---------- Extrait choisi

Magnifique, splendide… les qualificatifs élogieux manquent lors de la découverte de ce nouvel équipement funéraire intercommunal géré par la SEM PFI de la région de Saint-Brieuc. Si vous pensiez qu’il suffisait uniquement de disposer de fonds pour proposer aux familles en deuil un équipement de cette haute valeur ajoutée, vous êtes dans l’erreur. L’inspiration, le talent et la créativité sont des dons qui ne s’achètent pas, et rares sont ceux qui portent déjà en eux ces bénédictions. C’est incontestablement le cas des initiateurs du projet, Bruno Joncour, Christine Minet et Morgane Prigent-Caërou. Pour preuve, une réalisation qui fait date, et fera des émules ainsi que beaucoup d’envieux… à n’en pas douter. Voyage au pays de l’émotion.
Vue extérieure.
On ne peut que rester admiratif devant cet équipement, car, au-delà de la réalisation architecturale, on est immédiatement interpellé par le sens aigu du détail et de la logique qui préside au cheminement des familles lors du décès de leur proche. C’est la conclusion générale des nombreux invités lors de l’inauguration du complexe funéraire de Saint-Brieuc, un équipement public intercommunal qui se veut le trait d’union… mieux, un authentique trait d’esprit entre ceux qui restent et ceux qui nous quittent. Naissance d’un concept.
Être porteurs de l’esprit public
Dans son allocution de bienvenue, Morgane Prigent-Caërou, directrice générale de la SEM PFI de la région de Saint-Brieuc, souligne ce postulat fondateur de la seule entreprise publique locale funéraire en Côtes-d’Armor, animée par sa représentation élue au sein du conseil d’administration, notamment Bruno Joncour, son président fondateur, député de la circonscription, mais également Christine Minet, présidente en exercice de la SEM. "Accompagner la fin de vie, rendre hommage à nos morts dans le plus grand respect, c’est le signe d’une société humaine basée sur des valeurs de partage et de solidarité. Cette étape requiert toute notre attention afin de permettre à ceux qui restent de continuer à vivre apaisés". Et d’ajouter : "Je pense pouvoir affirmer que les PFI de la région de Saint-Brieuc sont un service public performant et novateur qui s’engage au quotidien auprès des personnes endeuillées, quelles que soient leurs conditions de ressources, quelles que soient leurs croyances philosophiques ou religieuses. Être porteur de l’esprit public dans le respect de l’intérêt général, du principe d’égalité et avec solidarité envers les familles confrontées à la difficile épreuve du deuil, doit aussi se traduire dans les actes, c’est notre engagement quotidien, notre devoir de dignité."

--------------------
---------- Enregistrements présentés

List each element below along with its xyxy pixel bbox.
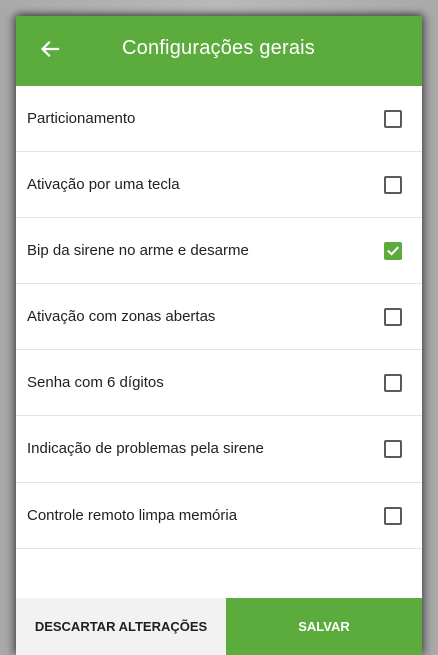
setting-row-zonas-abertas[interactable]: Ativação com zonas abertas: [16, 284, 422, 350]
setting-label: Controle remoto limpa memória: [27, 506, 238, 524]
setting-row-bip-sirene[interactable]: Bip da sirene no arme e desarme: [16, 218, 422, 284]
setting-label: Ativação por uma tecla: [27, 175, 180, 193]
setting-label: Bip da sirene no arme e desarme: [27, 241, 249, 259]
app-bar: Configurações gerais: [16, 16, 422, 86]
setting-row-controle-remoto[interactable]: Controle remoto limpa memória: [16, 483, 422, 549]
checkbox-unchecked[interactable]: [384, 373, 402, 392]
checkbox-unchecked[interactable]: [384, 307, 402, 326]
save-button[interactable]: SALVAR: [226, 598, 422, 655]
checkbox-unchecked[interactable]: [384, 175, 402, 194]
setting-row-senha-6[interactable]: Senha com 6 dígitos: [16, 350, 422, 416]
setting-label: Senha com 6 dígitos: [27, 373, 164, 391]
discard-changes-button[interactable]: DESCARTAR ALTERAÇÕES: [16, 598, 226, 655]
checkbox-unchecked[interactable]: [384, 109, 402, 128]
app-screen: Configurações gerais Particionamento Ati…: [16, 16, 422, 655]
setting-row-particionamento[interactable]: Particionamento: [16, 86, 422, 152]
arrow-left-icon: [40, 39, 60, 64]
setting-label: Ativação com zonas abertas: [27, 307, 216, 325]
setting-label: Indicação de problemas pela sirene: [27, 440, 264, 457]
device-frame: Configurações gerais Particionamento Ati…: [0, 0, 438, 655]
setting-row-problemas-sirene[interactable]: Indicação de problemas pela sirene: [16, 416, 422, 483]
checkbox-checked[interactable]: [384, 241, 402, 260]
checkmark-icon: [387, 245, 400, 256]
page-title: Configurações gerais: [122, 37, 315, 59]
setting-row-ativacao-tecla[interactable]: Ativação por uma tecla: [16, 152, 422, 218]
settings-list: Particionamento Ativação por uma tecla B…: [16, 86, 422, 549]
checkbox-unchecked[interactable]: [384, 506, 402, 525]
checkbox-unchecked[interactable]: [384, 440, 402, 458]
bottom-action-bar: DESCARTAR ALTERAÇÕES SALVAR: [16, 598, 422, 655]
back-button[interactable]: [32, 33, 68, 69]
setting-label: Particionamento: [27, 109, 136, 127]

--------------------

| Consigne écrite 1 |
Reprenez le texte sur le complexe funéraire de Saint-Brieuc depuis "Vue extérieure." jusqu'à "Naissance d’un concept." inclus, en substituant "ouverture" à "inauguration".
| Consigne écrite 2 |
Poursuivez le texte sur le complexe funéraire de Saint-Brieuc à partir de l'endroit où il s'arrête.

| Résultat attendu 1 |
Vue extérieure.
On ne peut que rester admiratif devant cet équipement, car, au-delà de la réalisation architecturale, on est immédiatement interpellé par le sens aigu du détail et de la logique qui préside au cheminement des familles lors du décès de leur proche. C’est la conclusion générale des nombreux invités lors de l’ouverture du complexe funéraire de Saint-Brieuc, un équipement public intercommunal qui se veut le trait d’union… mieux, un authentique trait d’esprit entre ceux qui restent et ceux qui nous quittent. Naissance d’un concept.

| Résultat attendu 2 |
Une démarche préméditée, généreuse et sensible
Concevoir un équipement funéraire est une expérience particulière, où les émotions, les souvenirs refont surface… Il s’agit d’imaginer un lieu où l’architecture soit réconfortante et rassurante à un moment où les familles sont dans le plus grand désarroi. L’édifice frappe immédiatement par sa tonalité blanche immaculée. De larges claustras périphériques délimitent les espaces d’intimité, et sont autant d’ouvertures discrètes pour une lumière apaisante. Les murs accueillent les émotions, les larmes, les murmures. Ces périmètres sont les témoins des mots qui rassurent, des étreintes qui réconfortent.
La sérénité est bien l’enjeu. Pour tenter de l’atteindre, malgré le contexte funéraire est bien de s’affranchir des attributs classiques de la mort. Le projet de salons funéraires présentés et conçus comme pourrait l’être un appartement, et accessibles 24h/24 et 7j/7 garantit des conditions de confort optimales. Noblesse des matériaux, conjuguant les essences de bois murales à la minéralité des sols, la lumière artificielle se veut non agressive, elle ponctue la déambulation sans s’imposer. Les proches venant rendre hommage à la personne défunte accèdent à un espace séparé, mais communiquant avec l’espace familial, qui, lui-même, ouvre sur un patio privatif en extérieur.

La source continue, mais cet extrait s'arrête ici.